Source extract -
The most-asked question I get regarding homeschooling is “How will your kids get any social interaction?” The majority of the time it isn’t a question so much as it is a declare-ogative, wherein someone asks a question when really they mean to state “My gawd, your kids are going to grow up to be freaks.”

I got a bunch of mail last week blasting me for choosing to teach my kids at home. One of my favorite responses came in comment form:

I'm curious, what is your reason for homeschooling? Is it because you don't want to let go of him? Or maybe you're worried about letting him be around other children? Or maybe you don't want him to be open to views other than your own? I'd really love to hear the reasons you're preventing him from being a normal child and participating in this nation's education system.”

I wanted to say something ignurnt – how I pronounce “ignorant.” Hi! I’m from St. Louis! – something to the effect of “I’m more interested in hearing why I should have to sell you on a decision my family has made?” I love how the kids are classified as freaks. Somebody even e-mailed to call me "Norman Bates' mom" and I was all "Dude - did you just call my kid Norman Bates?"

My child is still participating in the national education system, just from a different classroom. I have to follow the same regulations and laws of other educational facilities. I have to keep the same records, submit (homeschooling laws vary by state) to the same testing.

Raw data -

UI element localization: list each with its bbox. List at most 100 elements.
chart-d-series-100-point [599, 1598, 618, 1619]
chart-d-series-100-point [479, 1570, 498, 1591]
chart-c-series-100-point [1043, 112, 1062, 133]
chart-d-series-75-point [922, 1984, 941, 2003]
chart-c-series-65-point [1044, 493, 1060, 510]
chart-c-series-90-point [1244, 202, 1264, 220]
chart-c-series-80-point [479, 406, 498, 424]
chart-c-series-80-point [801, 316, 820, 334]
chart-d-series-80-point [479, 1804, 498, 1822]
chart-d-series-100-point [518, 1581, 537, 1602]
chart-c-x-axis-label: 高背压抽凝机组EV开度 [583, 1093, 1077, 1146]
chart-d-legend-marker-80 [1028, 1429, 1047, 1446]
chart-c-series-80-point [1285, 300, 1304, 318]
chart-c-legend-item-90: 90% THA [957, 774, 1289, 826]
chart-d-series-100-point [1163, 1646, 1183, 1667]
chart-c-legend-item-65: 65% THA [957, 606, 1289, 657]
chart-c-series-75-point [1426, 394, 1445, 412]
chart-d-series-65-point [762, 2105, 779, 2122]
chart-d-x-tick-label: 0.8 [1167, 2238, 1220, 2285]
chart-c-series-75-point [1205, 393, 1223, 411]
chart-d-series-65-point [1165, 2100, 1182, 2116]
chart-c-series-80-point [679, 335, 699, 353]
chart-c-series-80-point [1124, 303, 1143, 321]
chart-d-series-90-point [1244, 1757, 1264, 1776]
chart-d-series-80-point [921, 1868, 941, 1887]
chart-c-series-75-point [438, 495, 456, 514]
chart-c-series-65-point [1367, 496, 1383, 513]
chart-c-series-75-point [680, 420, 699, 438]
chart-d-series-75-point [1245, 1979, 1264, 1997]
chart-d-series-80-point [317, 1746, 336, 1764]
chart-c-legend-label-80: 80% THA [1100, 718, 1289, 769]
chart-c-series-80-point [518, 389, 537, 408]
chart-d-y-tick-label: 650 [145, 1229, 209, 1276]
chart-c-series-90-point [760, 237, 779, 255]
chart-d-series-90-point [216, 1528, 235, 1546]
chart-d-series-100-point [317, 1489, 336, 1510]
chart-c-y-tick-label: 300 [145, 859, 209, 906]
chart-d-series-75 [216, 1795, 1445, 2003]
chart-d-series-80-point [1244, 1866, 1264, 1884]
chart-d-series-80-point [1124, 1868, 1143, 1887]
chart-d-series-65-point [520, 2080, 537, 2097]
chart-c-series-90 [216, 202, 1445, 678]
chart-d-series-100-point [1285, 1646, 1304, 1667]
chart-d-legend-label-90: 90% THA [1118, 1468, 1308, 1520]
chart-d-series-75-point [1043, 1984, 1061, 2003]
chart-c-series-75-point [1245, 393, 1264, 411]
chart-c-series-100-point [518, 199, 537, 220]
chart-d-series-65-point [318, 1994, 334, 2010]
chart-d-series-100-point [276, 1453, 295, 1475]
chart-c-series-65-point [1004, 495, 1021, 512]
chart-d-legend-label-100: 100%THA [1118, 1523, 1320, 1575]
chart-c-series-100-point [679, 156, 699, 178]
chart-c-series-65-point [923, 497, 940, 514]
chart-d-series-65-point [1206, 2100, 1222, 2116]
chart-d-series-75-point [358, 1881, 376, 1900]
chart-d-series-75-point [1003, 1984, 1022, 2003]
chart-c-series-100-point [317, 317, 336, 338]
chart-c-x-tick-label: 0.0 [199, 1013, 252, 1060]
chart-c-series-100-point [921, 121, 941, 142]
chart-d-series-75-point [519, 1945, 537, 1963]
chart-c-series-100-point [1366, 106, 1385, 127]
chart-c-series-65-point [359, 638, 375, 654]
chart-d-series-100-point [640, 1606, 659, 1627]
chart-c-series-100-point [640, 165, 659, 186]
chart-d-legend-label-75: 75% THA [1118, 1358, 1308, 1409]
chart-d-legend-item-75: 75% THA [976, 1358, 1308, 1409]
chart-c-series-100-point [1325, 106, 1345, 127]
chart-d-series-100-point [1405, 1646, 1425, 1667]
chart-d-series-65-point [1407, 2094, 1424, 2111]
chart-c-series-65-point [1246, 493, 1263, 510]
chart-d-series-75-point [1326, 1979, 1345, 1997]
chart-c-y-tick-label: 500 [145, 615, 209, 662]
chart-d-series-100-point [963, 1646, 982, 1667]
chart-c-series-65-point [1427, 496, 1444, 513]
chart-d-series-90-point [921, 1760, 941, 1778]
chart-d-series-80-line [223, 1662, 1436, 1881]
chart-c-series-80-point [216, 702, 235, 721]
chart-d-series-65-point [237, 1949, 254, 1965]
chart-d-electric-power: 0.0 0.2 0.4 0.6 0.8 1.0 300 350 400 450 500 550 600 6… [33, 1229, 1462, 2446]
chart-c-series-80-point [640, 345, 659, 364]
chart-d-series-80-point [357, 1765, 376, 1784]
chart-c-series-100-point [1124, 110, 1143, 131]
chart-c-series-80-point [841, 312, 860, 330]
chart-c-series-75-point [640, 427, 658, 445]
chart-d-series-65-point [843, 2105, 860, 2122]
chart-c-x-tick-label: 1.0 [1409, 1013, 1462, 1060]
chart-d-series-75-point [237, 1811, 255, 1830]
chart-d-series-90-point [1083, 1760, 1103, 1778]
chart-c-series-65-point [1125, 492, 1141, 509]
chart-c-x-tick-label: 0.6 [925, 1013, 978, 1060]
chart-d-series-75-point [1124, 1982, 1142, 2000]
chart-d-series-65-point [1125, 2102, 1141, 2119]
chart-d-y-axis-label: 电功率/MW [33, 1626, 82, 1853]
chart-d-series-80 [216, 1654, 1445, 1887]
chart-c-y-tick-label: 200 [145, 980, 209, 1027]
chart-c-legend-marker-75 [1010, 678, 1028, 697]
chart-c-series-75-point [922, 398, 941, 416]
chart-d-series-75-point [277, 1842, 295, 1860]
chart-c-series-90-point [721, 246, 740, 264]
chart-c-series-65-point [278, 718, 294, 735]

Written exercise - Write the next part of the homeschooling post, starting after its final sentence. The listing is separate material, unrelated to the homeschooling post.

Output of the task -
I’ve said it before; I have nothing against public schools. I LOVE me some public schools. I proudly attended a public school and lookit! People pay me to write from home in my pajamas! I just don’t believe that public or traditional schooling is the panacea for the ages and I don’t believe that it’s the best educational approach for every child. Just as homeschooling doesn’t work for every family, neither does traditional education.

Plus, public schools are different than they were ten years ago. I don’t regard them as student refuges of free thought anymore.

Liam has an insatiable desire to learn. He doesn’t look at school work as “work,” he looks at class work like it’s a fun project. I do not want his desire to learn to be crushed or bogged down by an educational system unable to cater to each individual student (personal attention, talent and skills, and help). Liam showed talent in music early; I don’t want a mammoth learning facility to neuter his abilities or gifts because they may lack the ability to provide encouragement.

I’m also vehemently against the idea that children should be socialized via schools. Schools are a place for learning, not for institutionalized socialization – which is a reason our schools are a collective battleground in the great ideological war, the adults’ war. I don’t want my kids caught up in that.

Homeschooled kids are not without a plethora of opportunities for socialization. I’ve discovered that the hardest part of incorporating social activities is knowing when to draw the line. I could plan a playgroup, field trip, or attend an event with my homeschool co-op nearly every day of the year. Liam has soccer practice, he begins karate in a month, piano lessons, attends Sunday school and Wednesday night classes, and enjoys a bi-weekly playgroup; also the neighbor kids are ALWAYS AT MY HOUSE. Homeschooled kids learn quickly how to get along with people of every age, creed, ethnicity, etc. because they have endless opportunities to step outside the box.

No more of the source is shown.